Instruction 1 => Please retype the news story about Jacob Rosales in full, word for word.

Passage given =>
■ ■ ■ ■ ■ ■ ■

PINE RIDGE, S.D. (AP) - He picked up the hitchhiker near Pine Ridge after school. It was something he wasn’t supposed to do, according to his parents, who warned him about murderers and muggers disguised as people just seeking a ride.
Dusk had begun to fall over the Pine Ridge Indian Reservation, and the hitchhiker was drunk. Red Cloud Indian School student Jacob Rosales gave him a ride anyway.
Through slightly slurred speech, the hitchhiker pointed out landmarks and sacred sites until Rosales dropped him off in Kyle. Before leaving, the hitchhiker asked Rosales if he planned to go to college. Yes, Rosales said. The man smiled, said a prayer for him and gave him a feather.
Rosales handed him $10 for food and drove home.
In June 2017, one month after graduating from high school, the hitchhiker’s feather is still with Rosales in Maryland, where he works as an intern for the National Institutes of Health. In the fall, that feather will follow Rosales to Yale University, one of seven Ivy League schools to which the Red Cloud graduate was accepted.

■ ■ ■ ■ ■ ■ ■

Instruction 2 => Lay out everything from the start of the bounding box entries down to the line containing "lstm-forecast-point (1047, 702, 1059, 714)", both included, as a JSON list of strings with one string per line and blank lines left out.

Bounding box entries =>
■ ■ ■ ■ ■ ■ ■

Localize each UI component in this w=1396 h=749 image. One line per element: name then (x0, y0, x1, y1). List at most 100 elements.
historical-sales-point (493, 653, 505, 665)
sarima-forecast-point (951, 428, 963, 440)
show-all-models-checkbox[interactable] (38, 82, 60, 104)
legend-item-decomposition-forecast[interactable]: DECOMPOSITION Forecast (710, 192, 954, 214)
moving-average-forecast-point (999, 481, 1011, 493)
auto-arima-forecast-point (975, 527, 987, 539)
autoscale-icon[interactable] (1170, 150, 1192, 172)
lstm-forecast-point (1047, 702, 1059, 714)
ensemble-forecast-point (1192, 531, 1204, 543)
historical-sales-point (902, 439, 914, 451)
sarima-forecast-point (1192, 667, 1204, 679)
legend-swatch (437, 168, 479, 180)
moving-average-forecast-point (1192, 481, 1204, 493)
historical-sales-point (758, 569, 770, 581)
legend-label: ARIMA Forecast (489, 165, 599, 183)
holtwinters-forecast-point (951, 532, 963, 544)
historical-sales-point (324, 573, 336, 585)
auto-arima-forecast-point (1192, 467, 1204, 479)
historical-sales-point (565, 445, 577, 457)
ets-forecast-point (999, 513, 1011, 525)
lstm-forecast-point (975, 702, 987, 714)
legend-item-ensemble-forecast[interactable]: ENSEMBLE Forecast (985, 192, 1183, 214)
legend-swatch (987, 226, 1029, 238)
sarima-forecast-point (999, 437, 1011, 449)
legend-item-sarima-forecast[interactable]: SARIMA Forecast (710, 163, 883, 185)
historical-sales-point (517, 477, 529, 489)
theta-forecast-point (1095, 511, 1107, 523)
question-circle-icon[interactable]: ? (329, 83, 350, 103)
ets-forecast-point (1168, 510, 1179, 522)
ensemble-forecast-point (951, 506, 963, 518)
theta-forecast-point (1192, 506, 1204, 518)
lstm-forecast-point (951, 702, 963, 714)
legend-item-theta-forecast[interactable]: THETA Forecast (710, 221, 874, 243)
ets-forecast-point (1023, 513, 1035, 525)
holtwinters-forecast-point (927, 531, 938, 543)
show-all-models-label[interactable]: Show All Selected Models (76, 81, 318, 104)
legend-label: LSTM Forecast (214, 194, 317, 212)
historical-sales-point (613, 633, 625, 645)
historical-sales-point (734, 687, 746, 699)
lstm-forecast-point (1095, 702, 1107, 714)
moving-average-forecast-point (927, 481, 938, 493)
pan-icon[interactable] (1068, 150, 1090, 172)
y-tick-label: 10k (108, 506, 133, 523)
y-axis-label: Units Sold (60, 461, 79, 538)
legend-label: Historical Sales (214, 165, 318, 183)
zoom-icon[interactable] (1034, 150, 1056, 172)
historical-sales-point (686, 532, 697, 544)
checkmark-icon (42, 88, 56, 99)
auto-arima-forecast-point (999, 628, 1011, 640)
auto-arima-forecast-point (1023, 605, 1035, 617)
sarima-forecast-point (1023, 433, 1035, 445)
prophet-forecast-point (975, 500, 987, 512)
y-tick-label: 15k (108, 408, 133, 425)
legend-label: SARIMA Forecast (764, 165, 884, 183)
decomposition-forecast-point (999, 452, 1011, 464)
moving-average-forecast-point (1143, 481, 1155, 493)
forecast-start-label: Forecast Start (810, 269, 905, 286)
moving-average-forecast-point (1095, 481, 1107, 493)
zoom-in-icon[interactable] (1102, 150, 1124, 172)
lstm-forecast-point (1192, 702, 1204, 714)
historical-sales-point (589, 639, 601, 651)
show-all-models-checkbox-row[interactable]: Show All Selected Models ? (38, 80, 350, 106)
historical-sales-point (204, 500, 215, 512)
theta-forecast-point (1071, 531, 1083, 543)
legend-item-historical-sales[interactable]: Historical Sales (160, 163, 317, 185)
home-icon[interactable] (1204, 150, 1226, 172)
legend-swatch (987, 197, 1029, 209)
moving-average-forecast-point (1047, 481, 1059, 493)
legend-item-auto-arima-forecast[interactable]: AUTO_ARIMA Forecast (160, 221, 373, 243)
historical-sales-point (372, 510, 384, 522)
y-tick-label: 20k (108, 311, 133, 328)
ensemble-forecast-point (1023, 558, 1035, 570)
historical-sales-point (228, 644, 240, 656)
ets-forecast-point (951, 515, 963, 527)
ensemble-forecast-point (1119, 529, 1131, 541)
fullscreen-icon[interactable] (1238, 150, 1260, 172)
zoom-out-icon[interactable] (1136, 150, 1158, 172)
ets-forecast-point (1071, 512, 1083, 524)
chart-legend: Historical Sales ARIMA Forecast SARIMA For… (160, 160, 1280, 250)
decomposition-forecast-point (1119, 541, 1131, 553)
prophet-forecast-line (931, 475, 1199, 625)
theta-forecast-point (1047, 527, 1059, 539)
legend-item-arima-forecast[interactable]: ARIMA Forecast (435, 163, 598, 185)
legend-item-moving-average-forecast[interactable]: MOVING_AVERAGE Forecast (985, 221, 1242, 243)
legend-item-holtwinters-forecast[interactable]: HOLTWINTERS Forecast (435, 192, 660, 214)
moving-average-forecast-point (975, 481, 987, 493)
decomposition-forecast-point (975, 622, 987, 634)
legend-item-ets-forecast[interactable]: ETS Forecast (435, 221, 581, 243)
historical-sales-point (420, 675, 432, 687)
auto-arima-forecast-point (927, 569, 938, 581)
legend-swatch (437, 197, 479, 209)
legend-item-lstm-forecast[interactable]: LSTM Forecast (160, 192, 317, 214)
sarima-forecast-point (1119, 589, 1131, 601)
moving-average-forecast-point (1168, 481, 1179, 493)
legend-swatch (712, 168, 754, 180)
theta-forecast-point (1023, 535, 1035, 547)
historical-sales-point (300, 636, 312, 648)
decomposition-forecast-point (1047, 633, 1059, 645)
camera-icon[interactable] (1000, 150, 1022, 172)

■ ■ ■ ■ ■ ■ ■

Final answer 1 =>
PINE RIDGE, S.D. (AP) - He picked up the hitchhiker near Pine Ridge after school. It was something he wasn’t supposed to do, according to his parents, who warned him about murderers and muggers disguised as people just seeking a ride.
Dusk had begun to fall over the Pine Ridge Indian Reservation, and the hitchhiker was drunk. Red Cloud Indian School student Jacob Rosales gave him a ride anyway.
Through slightly slurred speech, the hitchhiker pointed out landmarks and sacred sites until Rosales dropped him off in Kyle. Before leaving, the hitchhiker asked Rosales if he planned to go to college. Yes, Rosales said. The man smiled, said a prayer for him and gave him a feather.
Rosales handed him $10 for food and drove home.
In June 2017, one month after graduating from high school, the hitchhiker’s feather is still with Rosales in Maryland, where he works as an intern for the National Institutes of Health. In the fall, that feather will follow Rosales to Yale University, one of seven Ivy League schools to which the Red Cloud graduate was accepted.

Final answer 2 =>
[
  "Localize each UI component in this w=1396 h=749 image. One line per element: name then (x0, y0, x1, y1). List at most 100 elements.",
  "historical-sales-point (493, 653, 505, 665)",
  "sarima-forecast-point (951, 428, 963, 440)",
  "show-all-models-checkbox[interactable] (38, 82, 60, 104)",
  "legend-item-decomposition-forecast[interactable]: DECOMPOSITION Forecast (710, 192, 954, 214)",
  "moving-average-forecast-point (999, 481, 1011, 493)",
  "auto-arima-forecast-point (975, 527, 987, 539)",
  "autoscale-icon[interactable] (1170, 150, 1192, 172)",
  "lstm-forecast-point (1047, 702, 1059, 714)"
]